Written exercise
Read the listing below and copy out every line that holds "type".

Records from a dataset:
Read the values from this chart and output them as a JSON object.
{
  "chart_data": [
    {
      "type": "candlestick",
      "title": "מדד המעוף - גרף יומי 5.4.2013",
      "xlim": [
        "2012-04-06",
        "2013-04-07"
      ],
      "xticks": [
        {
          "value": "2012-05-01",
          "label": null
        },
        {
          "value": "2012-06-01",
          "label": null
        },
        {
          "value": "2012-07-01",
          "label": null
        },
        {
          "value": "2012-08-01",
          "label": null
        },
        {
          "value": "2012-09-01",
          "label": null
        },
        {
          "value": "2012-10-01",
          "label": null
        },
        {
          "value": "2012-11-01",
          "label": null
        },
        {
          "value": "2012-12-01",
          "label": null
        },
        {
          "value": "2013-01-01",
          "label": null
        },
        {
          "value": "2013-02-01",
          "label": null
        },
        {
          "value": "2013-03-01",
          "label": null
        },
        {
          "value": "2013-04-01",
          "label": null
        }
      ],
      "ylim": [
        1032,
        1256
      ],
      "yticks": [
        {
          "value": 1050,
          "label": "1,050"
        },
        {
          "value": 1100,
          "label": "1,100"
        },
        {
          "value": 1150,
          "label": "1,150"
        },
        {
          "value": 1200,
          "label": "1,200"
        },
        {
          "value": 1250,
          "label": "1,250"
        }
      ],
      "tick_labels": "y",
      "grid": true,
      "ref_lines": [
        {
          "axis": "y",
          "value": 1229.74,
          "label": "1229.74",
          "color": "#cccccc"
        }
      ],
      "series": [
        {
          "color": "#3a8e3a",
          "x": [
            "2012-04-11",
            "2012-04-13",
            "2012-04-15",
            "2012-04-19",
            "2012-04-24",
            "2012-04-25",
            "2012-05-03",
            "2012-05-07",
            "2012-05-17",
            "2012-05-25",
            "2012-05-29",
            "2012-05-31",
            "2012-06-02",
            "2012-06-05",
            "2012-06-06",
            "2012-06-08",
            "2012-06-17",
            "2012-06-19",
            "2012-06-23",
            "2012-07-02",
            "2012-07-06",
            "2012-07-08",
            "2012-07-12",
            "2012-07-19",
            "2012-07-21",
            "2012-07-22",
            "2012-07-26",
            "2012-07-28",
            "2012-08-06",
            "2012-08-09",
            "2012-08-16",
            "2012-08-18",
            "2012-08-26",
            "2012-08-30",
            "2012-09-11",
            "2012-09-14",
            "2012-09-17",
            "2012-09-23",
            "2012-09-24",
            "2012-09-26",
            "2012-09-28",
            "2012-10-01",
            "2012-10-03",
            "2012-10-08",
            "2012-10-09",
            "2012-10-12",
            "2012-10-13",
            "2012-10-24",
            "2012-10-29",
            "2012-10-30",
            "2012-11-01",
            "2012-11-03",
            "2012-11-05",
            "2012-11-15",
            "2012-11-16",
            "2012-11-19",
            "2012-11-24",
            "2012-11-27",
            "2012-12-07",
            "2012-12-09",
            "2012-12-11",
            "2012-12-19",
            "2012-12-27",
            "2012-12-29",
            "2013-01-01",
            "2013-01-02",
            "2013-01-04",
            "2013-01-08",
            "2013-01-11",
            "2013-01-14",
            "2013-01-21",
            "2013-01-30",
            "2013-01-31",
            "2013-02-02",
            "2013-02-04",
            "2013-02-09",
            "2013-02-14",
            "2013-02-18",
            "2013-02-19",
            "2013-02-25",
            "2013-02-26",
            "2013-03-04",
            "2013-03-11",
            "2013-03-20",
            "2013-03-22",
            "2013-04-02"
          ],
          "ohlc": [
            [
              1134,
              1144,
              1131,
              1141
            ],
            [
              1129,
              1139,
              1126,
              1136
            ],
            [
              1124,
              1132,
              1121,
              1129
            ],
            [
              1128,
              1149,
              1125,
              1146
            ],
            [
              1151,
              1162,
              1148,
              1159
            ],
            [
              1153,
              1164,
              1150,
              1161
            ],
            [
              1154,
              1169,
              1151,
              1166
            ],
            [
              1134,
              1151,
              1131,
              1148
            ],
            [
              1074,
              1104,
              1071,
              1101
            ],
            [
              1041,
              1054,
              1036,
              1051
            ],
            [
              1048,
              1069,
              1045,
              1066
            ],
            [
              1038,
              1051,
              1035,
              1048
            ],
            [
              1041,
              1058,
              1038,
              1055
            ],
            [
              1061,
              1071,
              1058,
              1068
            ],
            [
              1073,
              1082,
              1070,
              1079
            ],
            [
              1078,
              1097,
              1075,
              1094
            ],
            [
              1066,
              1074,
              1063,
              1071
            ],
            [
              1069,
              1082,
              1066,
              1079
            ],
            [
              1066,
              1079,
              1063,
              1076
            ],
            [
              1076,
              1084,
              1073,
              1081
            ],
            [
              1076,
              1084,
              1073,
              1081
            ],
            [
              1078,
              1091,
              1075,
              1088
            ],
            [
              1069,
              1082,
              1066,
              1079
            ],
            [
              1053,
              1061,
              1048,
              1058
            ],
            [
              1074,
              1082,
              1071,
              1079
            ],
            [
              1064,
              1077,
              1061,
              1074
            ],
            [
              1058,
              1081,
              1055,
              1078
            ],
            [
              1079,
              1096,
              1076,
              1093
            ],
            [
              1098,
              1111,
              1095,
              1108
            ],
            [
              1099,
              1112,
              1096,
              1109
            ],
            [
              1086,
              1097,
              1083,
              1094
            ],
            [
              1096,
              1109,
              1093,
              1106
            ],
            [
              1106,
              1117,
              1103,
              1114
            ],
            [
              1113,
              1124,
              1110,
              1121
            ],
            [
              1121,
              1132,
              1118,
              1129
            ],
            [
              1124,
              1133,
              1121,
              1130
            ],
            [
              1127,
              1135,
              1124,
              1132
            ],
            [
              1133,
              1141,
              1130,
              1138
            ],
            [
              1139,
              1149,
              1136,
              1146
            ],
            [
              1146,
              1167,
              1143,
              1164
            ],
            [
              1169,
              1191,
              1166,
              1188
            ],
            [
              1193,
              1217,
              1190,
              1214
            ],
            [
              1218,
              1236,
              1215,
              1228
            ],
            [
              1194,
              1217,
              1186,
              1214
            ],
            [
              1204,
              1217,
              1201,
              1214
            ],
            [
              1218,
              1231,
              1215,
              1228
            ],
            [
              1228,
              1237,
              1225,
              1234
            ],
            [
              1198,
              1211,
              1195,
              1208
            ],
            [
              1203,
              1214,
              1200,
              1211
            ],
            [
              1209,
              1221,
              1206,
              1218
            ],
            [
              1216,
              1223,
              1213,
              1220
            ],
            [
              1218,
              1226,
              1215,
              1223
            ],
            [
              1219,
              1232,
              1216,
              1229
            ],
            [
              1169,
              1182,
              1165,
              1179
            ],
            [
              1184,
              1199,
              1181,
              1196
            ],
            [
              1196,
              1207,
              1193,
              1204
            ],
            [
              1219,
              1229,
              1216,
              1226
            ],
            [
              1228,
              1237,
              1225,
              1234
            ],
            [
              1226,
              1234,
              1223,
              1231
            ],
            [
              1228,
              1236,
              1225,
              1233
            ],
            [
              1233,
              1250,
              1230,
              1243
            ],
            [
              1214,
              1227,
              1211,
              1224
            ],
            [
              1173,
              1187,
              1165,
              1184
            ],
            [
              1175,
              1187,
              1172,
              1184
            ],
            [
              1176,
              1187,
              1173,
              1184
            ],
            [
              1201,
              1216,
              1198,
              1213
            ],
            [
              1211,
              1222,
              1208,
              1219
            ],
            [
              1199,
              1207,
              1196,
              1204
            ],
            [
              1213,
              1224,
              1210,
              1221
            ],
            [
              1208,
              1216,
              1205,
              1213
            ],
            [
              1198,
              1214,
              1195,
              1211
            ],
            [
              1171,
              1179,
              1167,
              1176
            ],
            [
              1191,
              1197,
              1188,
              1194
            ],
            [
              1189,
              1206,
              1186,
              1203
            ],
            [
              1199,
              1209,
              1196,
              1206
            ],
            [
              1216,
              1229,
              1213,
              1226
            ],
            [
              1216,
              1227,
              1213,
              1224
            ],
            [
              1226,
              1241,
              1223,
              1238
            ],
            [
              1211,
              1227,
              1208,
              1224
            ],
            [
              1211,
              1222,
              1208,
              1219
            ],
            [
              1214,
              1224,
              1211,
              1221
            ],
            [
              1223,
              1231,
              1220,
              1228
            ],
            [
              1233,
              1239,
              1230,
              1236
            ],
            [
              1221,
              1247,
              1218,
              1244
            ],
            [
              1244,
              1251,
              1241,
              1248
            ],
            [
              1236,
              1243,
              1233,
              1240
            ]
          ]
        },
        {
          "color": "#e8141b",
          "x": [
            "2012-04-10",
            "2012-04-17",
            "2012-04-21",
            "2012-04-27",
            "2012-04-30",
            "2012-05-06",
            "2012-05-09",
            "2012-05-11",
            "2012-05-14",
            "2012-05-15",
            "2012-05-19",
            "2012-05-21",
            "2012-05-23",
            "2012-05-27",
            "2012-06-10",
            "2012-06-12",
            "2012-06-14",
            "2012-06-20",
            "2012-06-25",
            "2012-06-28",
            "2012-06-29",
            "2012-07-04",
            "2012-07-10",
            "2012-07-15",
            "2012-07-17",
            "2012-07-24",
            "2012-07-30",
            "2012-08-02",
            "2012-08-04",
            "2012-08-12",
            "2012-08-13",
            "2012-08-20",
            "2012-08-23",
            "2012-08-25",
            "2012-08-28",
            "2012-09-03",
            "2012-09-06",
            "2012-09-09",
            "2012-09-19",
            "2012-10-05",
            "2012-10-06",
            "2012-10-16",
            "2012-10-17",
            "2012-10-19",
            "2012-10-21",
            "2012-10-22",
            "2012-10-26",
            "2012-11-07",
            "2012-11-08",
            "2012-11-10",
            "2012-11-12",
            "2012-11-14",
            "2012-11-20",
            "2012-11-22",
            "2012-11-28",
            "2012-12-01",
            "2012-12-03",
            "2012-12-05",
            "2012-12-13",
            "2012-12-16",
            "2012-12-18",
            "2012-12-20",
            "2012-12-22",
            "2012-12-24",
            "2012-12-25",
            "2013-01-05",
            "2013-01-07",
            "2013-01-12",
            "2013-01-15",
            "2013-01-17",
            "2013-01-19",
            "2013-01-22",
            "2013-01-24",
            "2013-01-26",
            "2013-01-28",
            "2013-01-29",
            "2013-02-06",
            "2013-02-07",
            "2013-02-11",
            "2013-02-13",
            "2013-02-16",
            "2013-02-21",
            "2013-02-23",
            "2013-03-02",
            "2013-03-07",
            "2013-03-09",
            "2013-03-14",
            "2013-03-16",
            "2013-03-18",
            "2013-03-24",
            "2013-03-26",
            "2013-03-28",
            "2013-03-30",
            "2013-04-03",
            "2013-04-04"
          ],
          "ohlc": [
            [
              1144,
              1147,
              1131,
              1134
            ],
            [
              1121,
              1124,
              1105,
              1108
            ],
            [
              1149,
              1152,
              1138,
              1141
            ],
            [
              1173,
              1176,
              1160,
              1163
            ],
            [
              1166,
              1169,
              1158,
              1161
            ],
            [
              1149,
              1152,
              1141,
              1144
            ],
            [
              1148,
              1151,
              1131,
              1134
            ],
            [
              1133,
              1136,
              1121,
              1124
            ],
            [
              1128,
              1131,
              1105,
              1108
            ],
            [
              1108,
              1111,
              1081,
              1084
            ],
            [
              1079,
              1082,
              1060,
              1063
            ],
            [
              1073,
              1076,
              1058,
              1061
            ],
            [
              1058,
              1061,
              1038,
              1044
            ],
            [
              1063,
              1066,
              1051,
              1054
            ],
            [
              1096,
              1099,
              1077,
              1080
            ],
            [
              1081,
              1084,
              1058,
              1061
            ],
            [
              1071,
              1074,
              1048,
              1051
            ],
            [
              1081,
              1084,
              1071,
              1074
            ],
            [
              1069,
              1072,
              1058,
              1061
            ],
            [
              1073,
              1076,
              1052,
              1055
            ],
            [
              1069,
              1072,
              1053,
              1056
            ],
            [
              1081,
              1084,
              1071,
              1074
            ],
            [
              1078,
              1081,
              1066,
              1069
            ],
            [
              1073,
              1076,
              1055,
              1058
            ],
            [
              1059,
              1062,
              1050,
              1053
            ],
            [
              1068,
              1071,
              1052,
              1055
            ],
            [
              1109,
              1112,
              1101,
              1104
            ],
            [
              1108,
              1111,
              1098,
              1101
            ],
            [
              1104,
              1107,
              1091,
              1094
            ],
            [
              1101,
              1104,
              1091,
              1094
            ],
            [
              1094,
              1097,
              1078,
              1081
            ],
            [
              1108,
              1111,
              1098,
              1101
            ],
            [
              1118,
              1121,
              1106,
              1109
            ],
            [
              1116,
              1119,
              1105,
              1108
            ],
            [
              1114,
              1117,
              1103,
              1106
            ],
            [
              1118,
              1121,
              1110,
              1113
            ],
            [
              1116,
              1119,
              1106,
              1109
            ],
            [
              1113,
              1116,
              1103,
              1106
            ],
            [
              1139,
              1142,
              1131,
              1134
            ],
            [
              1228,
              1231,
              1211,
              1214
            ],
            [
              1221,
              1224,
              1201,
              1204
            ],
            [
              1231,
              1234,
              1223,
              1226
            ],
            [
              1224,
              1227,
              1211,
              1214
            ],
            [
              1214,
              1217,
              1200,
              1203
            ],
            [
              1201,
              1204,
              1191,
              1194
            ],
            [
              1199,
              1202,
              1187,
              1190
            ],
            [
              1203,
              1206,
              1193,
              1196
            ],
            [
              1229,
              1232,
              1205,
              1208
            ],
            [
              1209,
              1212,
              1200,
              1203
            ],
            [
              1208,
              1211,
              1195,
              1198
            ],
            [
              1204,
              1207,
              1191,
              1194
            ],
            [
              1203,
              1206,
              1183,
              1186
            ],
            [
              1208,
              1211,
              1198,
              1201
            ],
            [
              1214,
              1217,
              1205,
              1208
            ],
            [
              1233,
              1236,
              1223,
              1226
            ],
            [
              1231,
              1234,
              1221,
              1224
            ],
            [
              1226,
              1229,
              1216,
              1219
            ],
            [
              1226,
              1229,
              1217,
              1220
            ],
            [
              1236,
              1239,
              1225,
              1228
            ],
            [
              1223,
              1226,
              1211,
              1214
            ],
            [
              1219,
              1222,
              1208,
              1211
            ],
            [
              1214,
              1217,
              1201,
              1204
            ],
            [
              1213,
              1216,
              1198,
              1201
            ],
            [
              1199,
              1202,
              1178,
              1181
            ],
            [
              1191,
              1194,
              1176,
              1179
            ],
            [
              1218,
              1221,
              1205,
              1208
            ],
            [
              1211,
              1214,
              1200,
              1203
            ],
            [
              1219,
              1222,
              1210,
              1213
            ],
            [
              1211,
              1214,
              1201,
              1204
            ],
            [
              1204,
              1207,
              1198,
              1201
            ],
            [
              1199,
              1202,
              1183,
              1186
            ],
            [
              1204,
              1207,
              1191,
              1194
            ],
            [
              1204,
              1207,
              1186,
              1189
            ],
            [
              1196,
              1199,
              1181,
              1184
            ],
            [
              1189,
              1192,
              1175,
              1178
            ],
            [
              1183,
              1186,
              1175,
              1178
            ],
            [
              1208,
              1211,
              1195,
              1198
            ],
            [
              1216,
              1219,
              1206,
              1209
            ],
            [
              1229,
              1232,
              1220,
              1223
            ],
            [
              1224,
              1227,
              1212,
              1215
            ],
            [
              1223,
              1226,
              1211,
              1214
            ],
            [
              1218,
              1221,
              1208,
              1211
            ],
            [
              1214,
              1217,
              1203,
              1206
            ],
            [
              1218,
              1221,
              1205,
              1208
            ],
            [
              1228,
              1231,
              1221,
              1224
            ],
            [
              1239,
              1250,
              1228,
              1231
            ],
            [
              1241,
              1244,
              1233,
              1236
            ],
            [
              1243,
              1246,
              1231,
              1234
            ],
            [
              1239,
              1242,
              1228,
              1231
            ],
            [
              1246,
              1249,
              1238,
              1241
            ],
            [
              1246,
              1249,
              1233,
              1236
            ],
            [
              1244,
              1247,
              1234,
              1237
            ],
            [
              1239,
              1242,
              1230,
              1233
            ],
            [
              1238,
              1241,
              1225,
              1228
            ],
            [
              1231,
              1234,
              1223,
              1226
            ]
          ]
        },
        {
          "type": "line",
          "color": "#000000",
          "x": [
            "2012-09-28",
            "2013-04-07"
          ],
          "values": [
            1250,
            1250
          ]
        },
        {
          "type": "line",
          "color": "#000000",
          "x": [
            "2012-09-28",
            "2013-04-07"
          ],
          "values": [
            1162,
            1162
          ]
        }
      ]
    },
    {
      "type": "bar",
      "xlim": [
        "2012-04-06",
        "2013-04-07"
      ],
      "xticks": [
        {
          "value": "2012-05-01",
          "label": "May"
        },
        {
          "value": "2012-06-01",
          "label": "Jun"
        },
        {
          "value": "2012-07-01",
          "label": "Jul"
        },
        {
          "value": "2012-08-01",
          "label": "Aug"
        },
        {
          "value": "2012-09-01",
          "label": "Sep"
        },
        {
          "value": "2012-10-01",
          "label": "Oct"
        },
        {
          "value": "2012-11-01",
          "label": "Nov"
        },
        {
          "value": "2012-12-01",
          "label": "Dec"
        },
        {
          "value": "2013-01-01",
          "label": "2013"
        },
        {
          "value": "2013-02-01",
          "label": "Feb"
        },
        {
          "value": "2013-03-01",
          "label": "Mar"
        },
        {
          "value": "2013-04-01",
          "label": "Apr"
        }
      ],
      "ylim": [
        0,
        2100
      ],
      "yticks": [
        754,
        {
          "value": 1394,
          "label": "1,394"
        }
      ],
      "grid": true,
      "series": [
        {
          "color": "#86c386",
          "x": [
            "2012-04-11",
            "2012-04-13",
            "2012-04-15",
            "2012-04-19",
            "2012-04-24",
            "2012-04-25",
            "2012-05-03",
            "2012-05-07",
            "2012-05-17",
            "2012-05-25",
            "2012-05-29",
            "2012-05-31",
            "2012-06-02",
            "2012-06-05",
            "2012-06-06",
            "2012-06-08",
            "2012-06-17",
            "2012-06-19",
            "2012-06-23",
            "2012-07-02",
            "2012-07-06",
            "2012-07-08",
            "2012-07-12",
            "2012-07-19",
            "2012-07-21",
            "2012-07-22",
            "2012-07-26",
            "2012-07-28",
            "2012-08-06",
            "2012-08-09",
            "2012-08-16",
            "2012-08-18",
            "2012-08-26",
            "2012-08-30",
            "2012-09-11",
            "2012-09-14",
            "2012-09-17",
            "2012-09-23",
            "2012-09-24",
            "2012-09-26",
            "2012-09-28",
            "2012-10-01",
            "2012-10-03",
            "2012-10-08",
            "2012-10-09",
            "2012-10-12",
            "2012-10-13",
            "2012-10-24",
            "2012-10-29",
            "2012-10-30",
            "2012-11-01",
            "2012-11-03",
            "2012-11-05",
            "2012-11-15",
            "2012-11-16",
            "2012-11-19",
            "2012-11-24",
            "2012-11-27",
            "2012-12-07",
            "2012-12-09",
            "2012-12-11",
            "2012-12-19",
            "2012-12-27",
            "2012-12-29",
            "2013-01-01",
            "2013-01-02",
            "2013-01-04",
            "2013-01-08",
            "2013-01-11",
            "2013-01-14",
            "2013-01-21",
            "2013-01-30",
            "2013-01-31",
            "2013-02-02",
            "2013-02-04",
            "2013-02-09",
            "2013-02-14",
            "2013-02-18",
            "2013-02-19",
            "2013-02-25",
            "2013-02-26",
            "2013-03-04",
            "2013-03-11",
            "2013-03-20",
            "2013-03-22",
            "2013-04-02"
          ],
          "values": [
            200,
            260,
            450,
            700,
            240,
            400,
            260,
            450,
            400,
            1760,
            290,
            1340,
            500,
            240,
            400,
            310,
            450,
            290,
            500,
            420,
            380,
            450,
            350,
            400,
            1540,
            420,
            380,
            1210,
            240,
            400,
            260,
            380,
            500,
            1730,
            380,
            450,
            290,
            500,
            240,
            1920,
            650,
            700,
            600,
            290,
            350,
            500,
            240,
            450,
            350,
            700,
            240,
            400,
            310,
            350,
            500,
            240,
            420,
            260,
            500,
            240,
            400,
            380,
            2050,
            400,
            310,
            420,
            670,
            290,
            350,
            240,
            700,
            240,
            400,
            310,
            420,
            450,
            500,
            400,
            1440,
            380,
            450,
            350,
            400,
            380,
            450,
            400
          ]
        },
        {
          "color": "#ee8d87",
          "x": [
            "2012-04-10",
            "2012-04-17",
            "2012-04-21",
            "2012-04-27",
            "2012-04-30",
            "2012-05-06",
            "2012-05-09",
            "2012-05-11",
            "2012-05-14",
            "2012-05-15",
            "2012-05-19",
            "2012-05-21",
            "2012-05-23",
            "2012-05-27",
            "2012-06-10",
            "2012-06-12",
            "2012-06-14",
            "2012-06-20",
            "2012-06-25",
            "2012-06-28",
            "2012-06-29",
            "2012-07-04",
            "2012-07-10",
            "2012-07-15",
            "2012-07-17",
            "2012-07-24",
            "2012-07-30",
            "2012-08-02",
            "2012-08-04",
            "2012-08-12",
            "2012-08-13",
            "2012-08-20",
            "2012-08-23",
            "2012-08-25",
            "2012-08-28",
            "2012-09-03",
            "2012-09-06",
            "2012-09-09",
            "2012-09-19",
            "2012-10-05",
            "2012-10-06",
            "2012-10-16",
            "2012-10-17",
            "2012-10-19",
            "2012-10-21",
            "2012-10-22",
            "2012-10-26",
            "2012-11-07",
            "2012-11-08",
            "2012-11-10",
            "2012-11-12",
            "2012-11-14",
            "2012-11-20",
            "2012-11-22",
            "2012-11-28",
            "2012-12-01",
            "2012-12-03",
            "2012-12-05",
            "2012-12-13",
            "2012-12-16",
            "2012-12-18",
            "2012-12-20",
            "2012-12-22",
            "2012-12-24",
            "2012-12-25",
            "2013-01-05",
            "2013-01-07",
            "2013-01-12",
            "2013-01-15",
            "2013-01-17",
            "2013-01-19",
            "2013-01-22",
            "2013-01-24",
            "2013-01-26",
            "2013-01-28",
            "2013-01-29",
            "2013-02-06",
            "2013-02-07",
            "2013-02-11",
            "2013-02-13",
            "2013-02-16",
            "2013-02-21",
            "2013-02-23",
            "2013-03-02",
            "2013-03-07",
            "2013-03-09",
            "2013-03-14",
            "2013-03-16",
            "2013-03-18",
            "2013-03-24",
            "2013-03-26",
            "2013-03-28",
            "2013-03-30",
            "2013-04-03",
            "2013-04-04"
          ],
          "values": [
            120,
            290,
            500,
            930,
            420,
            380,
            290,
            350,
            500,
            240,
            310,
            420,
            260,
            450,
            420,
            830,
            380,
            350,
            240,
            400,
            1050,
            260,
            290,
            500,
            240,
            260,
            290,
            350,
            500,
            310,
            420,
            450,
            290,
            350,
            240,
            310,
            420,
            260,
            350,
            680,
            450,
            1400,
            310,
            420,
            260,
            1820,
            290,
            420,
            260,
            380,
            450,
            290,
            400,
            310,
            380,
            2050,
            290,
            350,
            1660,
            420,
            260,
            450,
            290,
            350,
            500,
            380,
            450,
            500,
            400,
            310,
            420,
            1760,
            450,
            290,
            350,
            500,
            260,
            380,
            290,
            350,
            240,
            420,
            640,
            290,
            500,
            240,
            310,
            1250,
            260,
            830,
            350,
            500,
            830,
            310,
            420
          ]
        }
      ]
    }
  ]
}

Reply to the exercise
      "type": "candlestick",
          "type": "line",
          "type": "line",
      "type": "bar",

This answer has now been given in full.